## START SUPPLIED MATERIAL

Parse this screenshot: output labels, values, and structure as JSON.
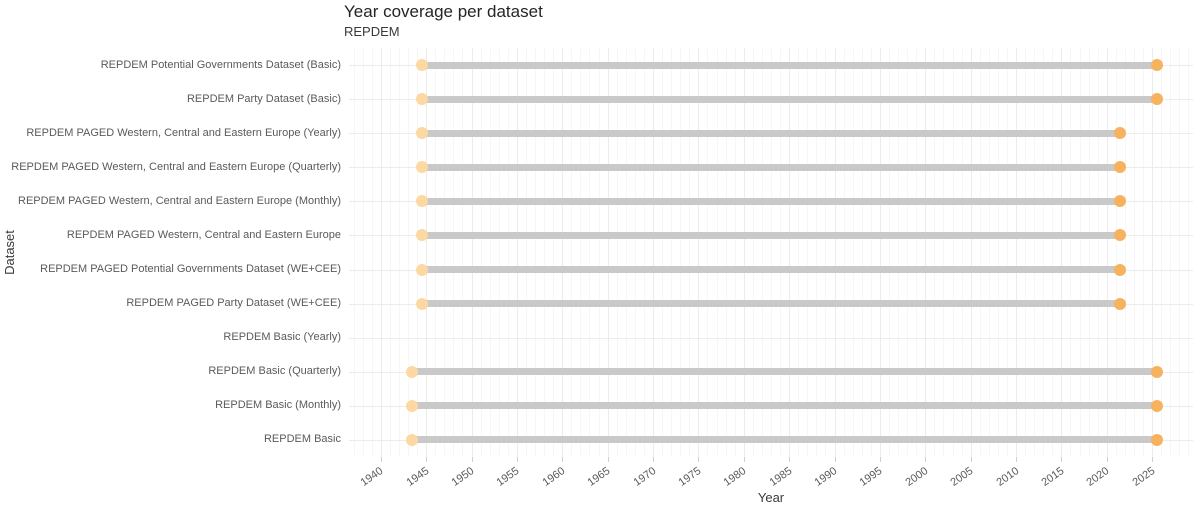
{
  "title": "Year coverage per dataset",
  "subtitle": "REPDEM",
  "xlabel": "Year",
  "ylabel": "Dataset",
  "colors": {
    "bar": "#c9c9c9",
    "start_dot": "#fcd8a2",
    "end_dot": "#f6b25e",
    "grid_minor": "#f6f6f6",
    "grid_major": "#ececec",
    "row_line": "#ececec",
    "tick_mark": "#cfcfcf",
    "label_text": "#5a5a5a"
  },
  "chart_data": {
    "type": "bar",
    "subtype": "horizontal-range-dumbbell",
    "title": "Year coverage per dataset",
    "subtitle": "REPDEM",
    "xlabel": "Year",
    "ylabel": "Dataset",
    "xlim": [
      1936.5,
      2029.5
    ],
    "x_ticks": [
      1940,
      1945,
      1950,
      1955,
      1960,
      1965,
      1970,
      1975,
      1980,
      1985,
      1990,
      1995,
      2000,
      2005,
      2010,
      2015,
      2020,
      2025
    ],
    "grid": true,
    "legend": "none",
    "rows": [
      {
        "label": "REPDEM Potential Governments Dataset (Basic)",
        "start": 1944.5,
        "end": 2025.5
      },
      {
        "label": "REPDEM Party Dataset (Basic)",
        "start": 1944.5,
        "end": 2025.5
      },
      {
        "label": "REPDEM PAGED Western, Central and Eastern Europe (Yearly)",
        "start": 1944.5,
        "end": 2021.5
      },
      {
        "label": "REPDEM PAGED Western, Central and Eastern Europe (Quarterly)",
        "start": 1944.5,
        "end": 2021.5
      },
      {
        "label": "REPDEM PAGED Western, Central and Eastern Europe (Monthly)",
        "start": 1944.5,
        "end": 2021.5
      },
      {
        "label": "REPDEM PAGED Western, Central and Eastern Europe",
        "start": 1944.5,
        "end": 2021.5
      },
      {
        "label": "REPDEM PAGED Potential Governments Dataset (WE+CEE)",
        "start": 1944.5,
        "end": 2021.5
      },
      {
        "label": "REPDEM PAGED Party Dataset (WE+CEE)",
        "start": 1944.5,
        "end": 2021.5
      },
      {
        "label": "REPDEM Basic (Yearly)",
        "start": null,
        "end": null
      },
      {
        "label": "REPDEM Basic (Quarterly)",
        "start": 1943.4,
        "end": 2025.5
      },
      {
        "label": "REPDEM Basic (Monthly)",
        "start": 1943.4,
        "end": 2025.5
      },
      {
        "label": "REPDEM Basic",
        "start": 1943.4,
        "end": 2025.5
      }
    ]
  }
}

## END SUPPLIED MATERIAL

**PROBLEM**. All the lines above are to be given again exactly as they read, with the pictures removed.

**CORRECT OUTPUT**.
Parse this screenshot: output labels, values, and structure as JSON.
{
  "title": "Year coverage per dataset",
  "subtitle": "REPDEM",
  "xlabel": "Year",
  "ylabel": "Dataset",
  "colors": {
    "bar": "#c9c9c9",
    "start_dot": "#fcd8a2",
    "end_dot": "#f6b25e",
    "grid_minor": "#f6f6f6",
    "grid_major": "#ececec",
    "row_line": "#ececec",
    "tick_mark": "#cfcfcf",
    "label_text": "#5a5a5a"
  },
  "chart_data": {
    "type": "bar",
    "subtype": "horizontal-range-dumbbell",
    "title": "Year coverage per dataset",
    "subtitle": "REPDEM",
    "xlabel": "Year",
    "ylabel": "Dataset",
    "xlim": [
      1936.5,
      2029.5
    ],
    "x_ticks": [
      1940,
      1945,
      1950,
      1955,
      1960,
      1965,
      1970,
      1975,
      1980,
      1985,
      1990,
      1995,
      2000,
      2005,
      2010,
      2015,
      2020,
      2025
    ],
    "grid": true,
    "legend": "none",
    "rows": [
      {
        "label": "REPDEM Potential Governments Dataset (Basic)",
        "start": 1944.5,
        "end": 2025.5
      },
      {
        "label": "REPDEM Party Dataset (Basic)",
        "start": 1944.5,
        "end": 2025.5
      },
      {
        "label": "REPDEM PAGED Western, Central and Eastern Europe (Yearly)",
        "start": 1944.5,
        "end": 2021.5
      },
      {
        "label": "REPDEM PAGED Western, Central and Eastern Europe (Quarterly)",
        "start": 1944.5,
        "end": 2021.5
      },
      {
        "label": "REPDEM PAGED Western, Central and Eastern Europe (Monthly)",
        "start": 1944.5,
        "end": 2021.5
      },
      {
        "label": "REPDEM PAGED Western, Central and Eastern Europe",
        "start": 1944.5,
        "end": 2021.5
      },
      {
        "label": "REPDEM PAGED Potential Governments Dataset (WE+CEE)",
        "start": 1944.5,
        "end": 2021.5
      },
      {
        "label": "REPDEM PAGED Party Dataset (WE+CEE)",
        "start": 1944.5,
        "end": 2021.5
      },
      {
        "label": "REPDEM Basic (Yearly)",
        "start": null,
        "end": null
      },
      {
        "label": "REPDEM Basic (Quarterly)",
        "start": 1943.4,
        "end": 2025.5
      },
      {
        "label": "REPDEM Basic (Monthly)",
        "start": 1943.4,
        "end": 2025.5
      },
      {
        "label": "REPDEM Basic",
        "start": 1943.4,
        "end": 2025.5
      }
    ]
  }
}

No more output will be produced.